◆ Exercise goal:
Exactly as written, print each record in the listing.

*****

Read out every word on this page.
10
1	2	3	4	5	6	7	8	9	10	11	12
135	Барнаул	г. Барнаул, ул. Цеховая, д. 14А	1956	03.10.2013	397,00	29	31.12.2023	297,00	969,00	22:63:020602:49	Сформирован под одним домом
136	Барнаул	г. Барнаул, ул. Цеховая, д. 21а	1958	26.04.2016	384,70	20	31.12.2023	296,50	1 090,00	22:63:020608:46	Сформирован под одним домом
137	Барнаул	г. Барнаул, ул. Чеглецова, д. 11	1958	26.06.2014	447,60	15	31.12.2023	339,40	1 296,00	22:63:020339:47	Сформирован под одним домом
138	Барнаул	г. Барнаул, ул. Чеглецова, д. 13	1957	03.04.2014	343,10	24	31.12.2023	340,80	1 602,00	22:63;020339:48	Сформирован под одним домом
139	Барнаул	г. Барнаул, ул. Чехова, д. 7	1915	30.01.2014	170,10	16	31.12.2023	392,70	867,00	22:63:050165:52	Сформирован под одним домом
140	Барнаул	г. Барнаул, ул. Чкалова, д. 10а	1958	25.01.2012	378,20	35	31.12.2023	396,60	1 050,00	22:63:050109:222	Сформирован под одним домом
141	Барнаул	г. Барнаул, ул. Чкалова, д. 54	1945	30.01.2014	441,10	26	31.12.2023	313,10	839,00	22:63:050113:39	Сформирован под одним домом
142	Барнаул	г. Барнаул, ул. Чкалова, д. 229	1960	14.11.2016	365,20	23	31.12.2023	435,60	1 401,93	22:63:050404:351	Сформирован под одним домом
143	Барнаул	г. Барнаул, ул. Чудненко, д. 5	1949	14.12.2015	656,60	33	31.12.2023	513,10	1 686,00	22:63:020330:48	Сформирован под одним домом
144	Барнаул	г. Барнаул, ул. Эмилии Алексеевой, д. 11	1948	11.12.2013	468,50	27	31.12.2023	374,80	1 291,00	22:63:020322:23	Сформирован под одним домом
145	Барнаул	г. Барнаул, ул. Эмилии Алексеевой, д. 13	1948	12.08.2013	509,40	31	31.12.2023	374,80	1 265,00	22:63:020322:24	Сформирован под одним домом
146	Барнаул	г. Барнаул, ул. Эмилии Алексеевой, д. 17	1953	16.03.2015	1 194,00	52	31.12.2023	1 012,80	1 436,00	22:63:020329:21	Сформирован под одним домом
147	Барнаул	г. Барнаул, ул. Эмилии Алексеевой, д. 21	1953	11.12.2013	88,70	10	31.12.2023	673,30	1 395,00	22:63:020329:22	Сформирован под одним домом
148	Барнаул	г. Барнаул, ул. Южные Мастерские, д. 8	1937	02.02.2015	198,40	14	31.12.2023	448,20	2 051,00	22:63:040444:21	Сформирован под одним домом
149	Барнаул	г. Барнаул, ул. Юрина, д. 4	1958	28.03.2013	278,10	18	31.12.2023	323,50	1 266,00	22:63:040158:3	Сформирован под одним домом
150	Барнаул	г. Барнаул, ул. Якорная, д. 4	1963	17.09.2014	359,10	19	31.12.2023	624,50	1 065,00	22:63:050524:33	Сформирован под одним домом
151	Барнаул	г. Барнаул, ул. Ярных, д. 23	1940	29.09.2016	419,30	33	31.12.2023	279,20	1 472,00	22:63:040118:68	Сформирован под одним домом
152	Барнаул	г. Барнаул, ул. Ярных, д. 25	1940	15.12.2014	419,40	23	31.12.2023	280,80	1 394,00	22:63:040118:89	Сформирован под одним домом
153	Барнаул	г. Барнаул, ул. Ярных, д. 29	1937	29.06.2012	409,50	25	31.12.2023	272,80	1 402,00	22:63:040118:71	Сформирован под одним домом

*****

◆ Task output:
Read out every word on this page.
10
1	2	3	4	5	6	7	8	9	10	11	12
135	Барнаул	г. Барнаул, ул. Цеховая, д. 14А	1956	03.10.2013	397,00	29	31.12.2023	297,00	969,00	22:63:020602:49	Сформирован под одним домом
136	Барнаул	г. Барнаул, ул. Цеховая, д. 21а	1958	26.04.2016	384,70	20	31.12.2023	296,50	1 090,00	22:63:020608:46	Сформирован под одним домом
137	Барнаул	г. Барнаул, ул. Чеглецова, д. 11	1958	26.06.2014	447,60	15	31.12.2023	339,40	1 296,00	22:63:020339:47	Сформирован под одним домом
138	Барнаул	г. Барнаул, ул. Чеглецова, д. 13	1957	03.04.2014	343,10	24	31.12.2023	340,80	1 602,00	22:63;020339:48	Сформирован под одним домом
139	Барнаул	г. Барнаул, ул. Чехова, д. 7	1915	30.01.2014	170,10	16	31.12.2023	392,70	867,00	22:63:050165:52	Сформирован под одним домом
140	Барнаул	г. Барнаул, ул. Чкалова, д. 10а	1958	25.01.2012	378,20	35	31.12.2023	396,60	1 050,00	22:63:050109:222	Сформирован под одним домом
141	Барнаул	г. Барнаул, ул. Чкалова, д. 54	1945	30.01.2014	441,10	26	31.12.2023	313,10	839,00	22:63:050113:39	Сформирован под одним домом
142	Барнаул	г. Барнаул, ул. Чкалова, д. 229	1960	14.11.2016	365,20	23	31.12.2023	435,60	1 401,93	22:63:050404:351	Сформирован под одним домом
143	Барнаул	г. Барнаул, ул. Чудненко, д. 5	1949	14.12.2015	656,60	33	31.12.2023	513,10	1 686,00	22:63:020330:48	Сформирован под одним домом
144	Барнаул	г. Барнаул, ул. Эмилии Алексеевой, д. 11	1948	11.12.2013	468,50	27	31.12.2023	374,80	1 291,00	22:63:020322:23	Сформирован под одним домом
145	Барнаул	г. Барнаул, ул. Эмилии Алексеевой, д. 13	1948	12.08.2013	509,40	31	31.12.2023	374,80	1 265,00	22:63:020322:24	Сформирован под одним домом
146	Барнаул	г. Барнаул, ул. Эмилии Алексеевой, д. 17	1953	16.03.2015	1 194,00	52	31.12.2023	1 012,80	1 436,00	22:63:020329:21	Сформирован под одним домом
147	Барнаул	г. Барнаул, ул. Эмилии Алексеевой, д. 21	1953	11.12.2013	88,70	10	31.12.2023	673,30	1 395,00	22:63:020329:22	Сформирован под одним домом
148	Барнаул	г. Барнаул, ул. Южные Мастерские, д. 8	1937	02.02.2015	198,40	14	31.12.2023	448,20	2 051,00	22:63:040444:21	Сформирован под одним домом
149	Барнаул	г. Барнаул, ул. Юрина, д. 4	1958	28.03.2013	278,10	18	31.12.2023	323,50	1 266,00	22:63:040158:3	Сформирован под одним домом
150	Барнаул	г. Барнаул, ул. Якорная, д. 4	1963	17.09.2014	359,10	19	31.12.2023	624,50	1 065,00	22:63:050524:33	Сформирован под одним домом
151	Барнаул	г. Барнаул, ул. Ярных, д. 23	1940	29.09.2016	419,30	33	31.12.2023	279,20	1 472,00	22:63:040118:68	Сформирован под одним домом
152	Барнаул	г. Барнаул, ул. Ярных, д. 25	1940	15.12.2014	419,40	23	31.12.2023	280,80	1 394,00	22:63:040118:89	Сформирован под одним домом
153	Барнаул	г. Барнаул, ул. Ярных, д. 29	1937	29.06.2012	409,50	25	31.12.2023	272,80	1 402,00	22:63:040118:71	Сформирован под одним домом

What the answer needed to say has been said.